## SHORT EXERCISE
Transcribe the entries below exactly.

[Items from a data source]
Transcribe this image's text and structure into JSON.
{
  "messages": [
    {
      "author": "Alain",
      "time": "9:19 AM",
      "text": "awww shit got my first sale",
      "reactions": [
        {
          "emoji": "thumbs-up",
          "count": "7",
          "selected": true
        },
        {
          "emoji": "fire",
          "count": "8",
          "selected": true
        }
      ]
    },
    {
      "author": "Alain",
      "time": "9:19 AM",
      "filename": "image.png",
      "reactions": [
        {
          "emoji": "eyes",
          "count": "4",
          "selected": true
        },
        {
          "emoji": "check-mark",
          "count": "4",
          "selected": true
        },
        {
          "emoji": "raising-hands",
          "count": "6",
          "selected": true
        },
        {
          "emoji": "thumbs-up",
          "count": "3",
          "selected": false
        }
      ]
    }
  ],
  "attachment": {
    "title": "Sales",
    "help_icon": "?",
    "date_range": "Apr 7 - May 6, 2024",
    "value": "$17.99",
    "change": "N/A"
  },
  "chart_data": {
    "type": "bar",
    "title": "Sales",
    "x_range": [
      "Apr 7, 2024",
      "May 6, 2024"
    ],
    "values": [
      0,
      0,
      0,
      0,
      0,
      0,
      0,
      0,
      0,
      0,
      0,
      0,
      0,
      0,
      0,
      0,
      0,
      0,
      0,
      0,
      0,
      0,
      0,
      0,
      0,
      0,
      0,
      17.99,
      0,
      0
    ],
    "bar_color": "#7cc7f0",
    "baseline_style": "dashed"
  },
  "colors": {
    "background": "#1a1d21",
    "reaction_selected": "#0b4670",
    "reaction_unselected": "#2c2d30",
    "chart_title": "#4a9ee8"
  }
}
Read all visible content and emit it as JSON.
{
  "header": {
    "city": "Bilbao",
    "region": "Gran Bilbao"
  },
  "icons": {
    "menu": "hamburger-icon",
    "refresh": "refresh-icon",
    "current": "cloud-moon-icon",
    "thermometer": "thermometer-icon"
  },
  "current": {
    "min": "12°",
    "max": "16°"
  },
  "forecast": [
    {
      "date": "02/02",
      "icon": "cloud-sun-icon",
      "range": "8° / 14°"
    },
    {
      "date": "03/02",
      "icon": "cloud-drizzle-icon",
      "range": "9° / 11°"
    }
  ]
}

## OUTPUT FOR THIS TASK
Transcribe this image's text and structure into JSON.
{
  "messages": [
    {
      "author": "Alain",
      "time": "9:19 AM",
      "text": "awww shit got my first sale",
      "reactions": [
        {
          "emoji": "thumbs-up",
          "count": "7",
          "selected": true
        },
        {
          "emoji": "fire",
          "count": "8",
          "selected": true
        }
      ]
    },
    {
      "author": "Alain",
      "time": "9:19 AM",
      "filename": "image.png",
      "reactions": [
        {
          "emoji": "eyes",
          "count": "4",
          "selected": true
        },
        {
          "emoji": "check-mark",
          "count": "4",
          "selected": true
        },
        {
          "emoji": "raising-hands",
          "count": "6",
          "selected": true
        },
        {
          "emoji": "thumbs-up",
          "count": "3",
          "selected": false
        }
      ]
    }
  ],
  "attachment": {
    "title": "Sales",
    "help_icon": "?",
    "date_range": "Apr 7 - May 6, 2024",
    "value": "$17.99",
    "change": "N/A"
  },
  "chart_data": {
    "type": "bar",
    "title": "Sales",
    "x_range": [
      "Apr 7, 2024",
      "May 6, 2024"
    ],
    "values": [
      0,
      0,
      0,
      0,
      0,
      0,
      0,
      0,
      0,
      0,
      0,
      0,
      0,
      0,
      0,
      0,
      0,
      0,
      0,
      0,
      0,
      0,
      0,
      0,
      0,
      0,
      0,
      17.99,
      0,
      0
    ],
    "bar_color": "#7cc7f0",
    "baseline_style": "dashed"
  },
  "colors": {
    "background": "#1a1d21",
    "reaction_selected": "#0b4670",
    "reaction_unselected": "#2c2d30",
    "chart_title": "#4a9ee8"
  }
}
Read all visible content and emit it as JSON.
{
  "header": {
    "city": "Bilbao",
    "region": "Gran Bilbao"
  },
  "icons": {
    "menu": "hamburger-icon",
    "refresh": "refresh-icon",
    "current": "cloud-moon-icon",
    "thermometer": "thermometer-icon"
  },
  "current": {
    "min": "12°",
    "max": "16°"
  },
  "forecast": [
    {
      "date": "02/02",
      "icon": "cloud-sun-icon",
      "range": "8° / 14°"
    },
    {
      "date": "03/02",
      "icon": "cloud-drizzle-icon",
      "range": "9° / 11°"
    }
  ]
}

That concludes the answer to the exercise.